[Dataset items]
□ □ □ □ □ □ □

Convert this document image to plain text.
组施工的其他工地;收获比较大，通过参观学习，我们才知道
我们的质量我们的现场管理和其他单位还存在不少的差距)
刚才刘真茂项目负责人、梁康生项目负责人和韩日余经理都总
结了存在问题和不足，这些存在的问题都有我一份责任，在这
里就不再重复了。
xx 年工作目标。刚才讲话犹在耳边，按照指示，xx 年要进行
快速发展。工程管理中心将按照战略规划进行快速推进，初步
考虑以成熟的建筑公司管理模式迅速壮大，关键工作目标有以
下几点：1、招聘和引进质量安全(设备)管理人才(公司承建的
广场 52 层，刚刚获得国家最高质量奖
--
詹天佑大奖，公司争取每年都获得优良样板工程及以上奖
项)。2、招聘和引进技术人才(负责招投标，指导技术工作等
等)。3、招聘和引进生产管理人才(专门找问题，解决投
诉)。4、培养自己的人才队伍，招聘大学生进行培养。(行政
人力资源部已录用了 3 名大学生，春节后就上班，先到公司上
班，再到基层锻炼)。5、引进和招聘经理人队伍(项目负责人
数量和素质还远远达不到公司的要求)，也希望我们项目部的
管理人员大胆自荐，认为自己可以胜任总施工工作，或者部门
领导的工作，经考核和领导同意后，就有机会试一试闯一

□ □ □ □ □ □ □

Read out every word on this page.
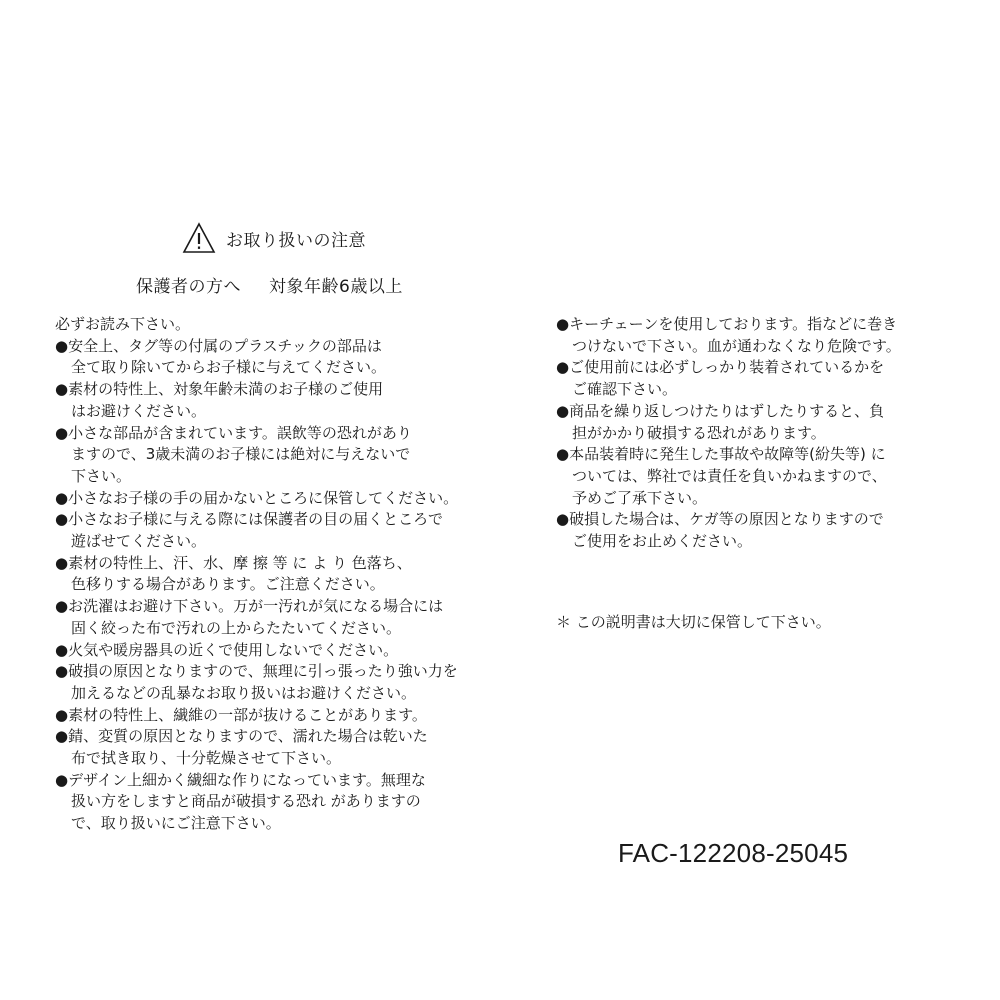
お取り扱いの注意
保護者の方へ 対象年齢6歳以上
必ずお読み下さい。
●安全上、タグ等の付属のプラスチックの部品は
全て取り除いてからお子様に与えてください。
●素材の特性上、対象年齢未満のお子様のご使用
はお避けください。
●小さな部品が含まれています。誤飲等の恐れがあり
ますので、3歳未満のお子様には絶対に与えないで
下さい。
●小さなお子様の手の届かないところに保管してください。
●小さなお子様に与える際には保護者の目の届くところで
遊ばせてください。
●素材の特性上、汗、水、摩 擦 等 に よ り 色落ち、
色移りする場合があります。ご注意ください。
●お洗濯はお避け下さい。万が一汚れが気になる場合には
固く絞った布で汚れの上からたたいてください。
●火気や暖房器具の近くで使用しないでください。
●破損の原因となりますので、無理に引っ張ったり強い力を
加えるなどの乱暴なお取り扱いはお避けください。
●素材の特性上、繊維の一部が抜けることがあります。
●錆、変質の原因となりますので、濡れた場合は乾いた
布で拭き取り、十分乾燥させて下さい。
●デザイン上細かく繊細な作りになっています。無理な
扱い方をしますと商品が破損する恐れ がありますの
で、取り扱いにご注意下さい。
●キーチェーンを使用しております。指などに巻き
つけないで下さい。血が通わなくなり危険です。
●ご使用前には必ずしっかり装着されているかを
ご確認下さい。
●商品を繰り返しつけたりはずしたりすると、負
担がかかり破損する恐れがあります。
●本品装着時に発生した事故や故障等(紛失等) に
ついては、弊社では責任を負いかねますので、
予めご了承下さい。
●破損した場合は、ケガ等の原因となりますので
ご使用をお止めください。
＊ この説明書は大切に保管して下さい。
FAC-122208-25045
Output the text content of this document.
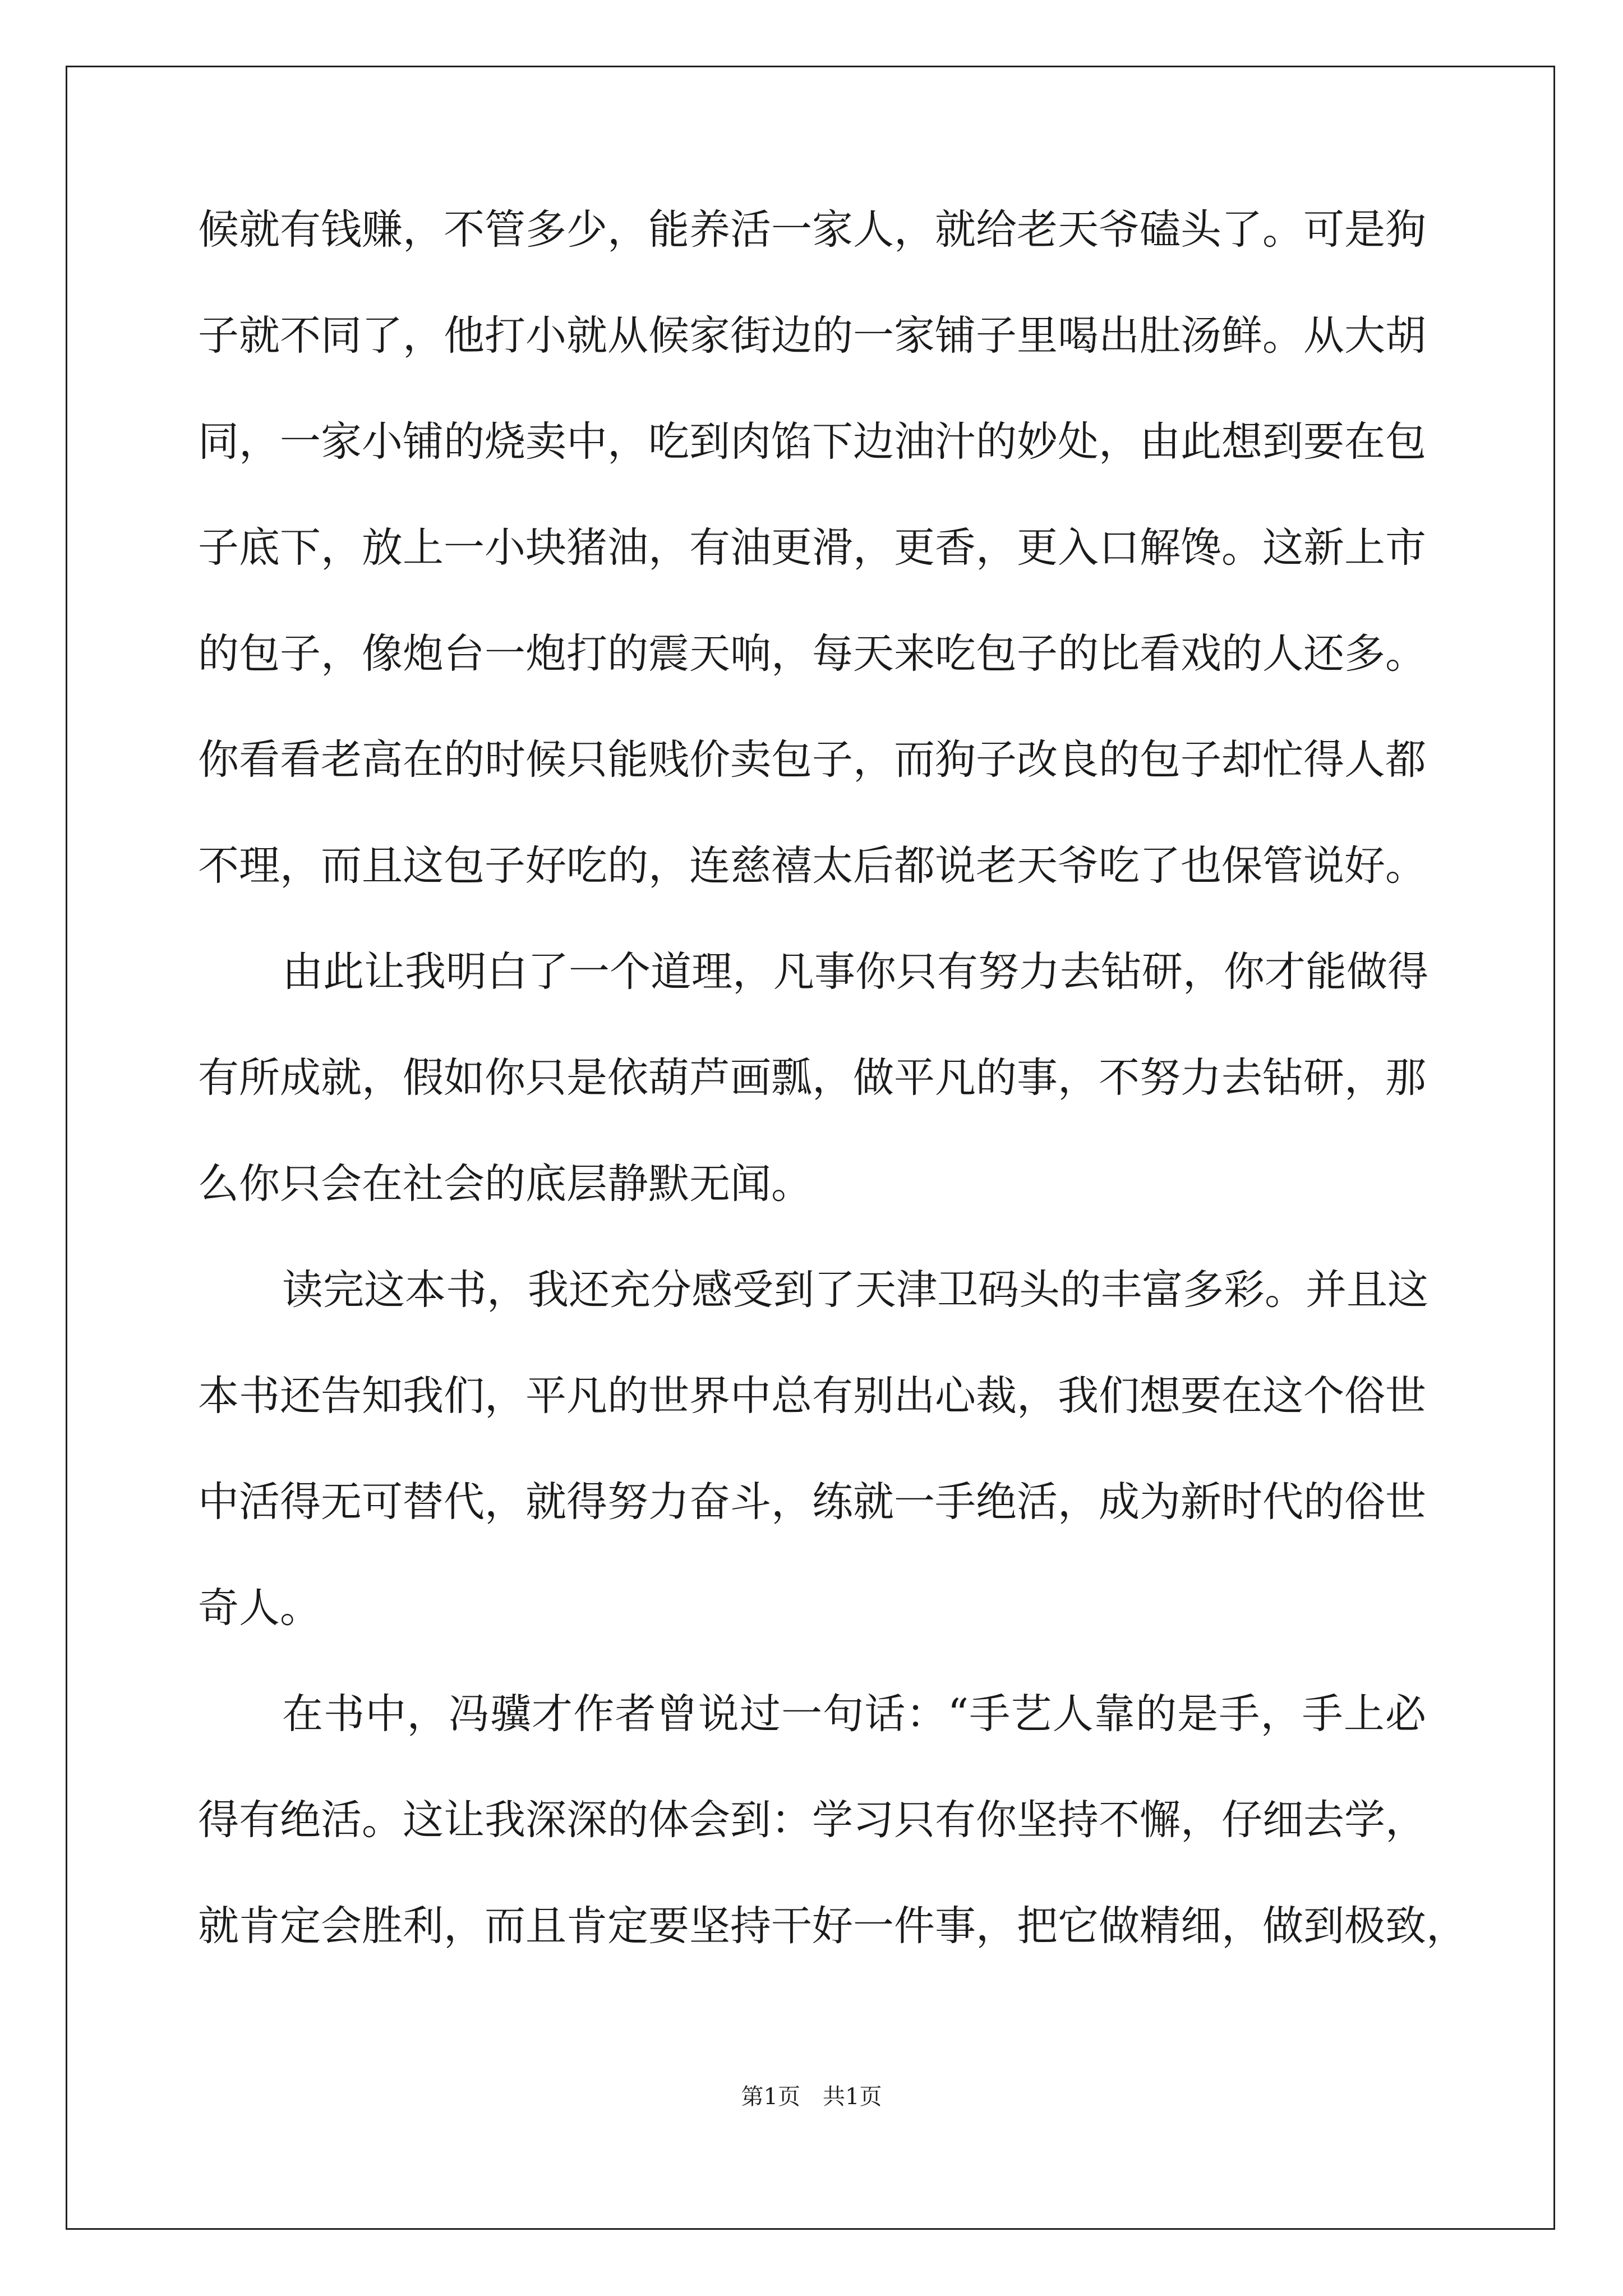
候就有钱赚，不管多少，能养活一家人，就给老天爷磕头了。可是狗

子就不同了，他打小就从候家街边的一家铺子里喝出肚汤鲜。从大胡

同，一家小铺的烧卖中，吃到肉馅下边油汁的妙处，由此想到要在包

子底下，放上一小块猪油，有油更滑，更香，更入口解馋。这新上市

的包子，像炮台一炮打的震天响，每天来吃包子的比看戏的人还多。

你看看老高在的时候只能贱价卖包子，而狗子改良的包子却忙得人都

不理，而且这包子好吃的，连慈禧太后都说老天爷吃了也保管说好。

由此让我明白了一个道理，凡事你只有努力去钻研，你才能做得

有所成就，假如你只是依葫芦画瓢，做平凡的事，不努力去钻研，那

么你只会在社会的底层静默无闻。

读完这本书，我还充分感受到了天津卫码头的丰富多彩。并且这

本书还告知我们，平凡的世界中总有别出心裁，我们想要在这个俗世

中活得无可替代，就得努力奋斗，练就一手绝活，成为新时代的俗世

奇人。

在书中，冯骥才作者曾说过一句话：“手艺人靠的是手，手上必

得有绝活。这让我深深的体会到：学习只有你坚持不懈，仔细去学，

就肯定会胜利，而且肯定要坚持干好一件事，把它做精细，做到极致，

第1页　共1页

□ □ □ □ □ □ □

**EXERCISE GOAL:**
Only lines with the string "document" belong in your answer; copy each one.

**REPLY:**
Convert this document image to plain text.
Output the text content of this document.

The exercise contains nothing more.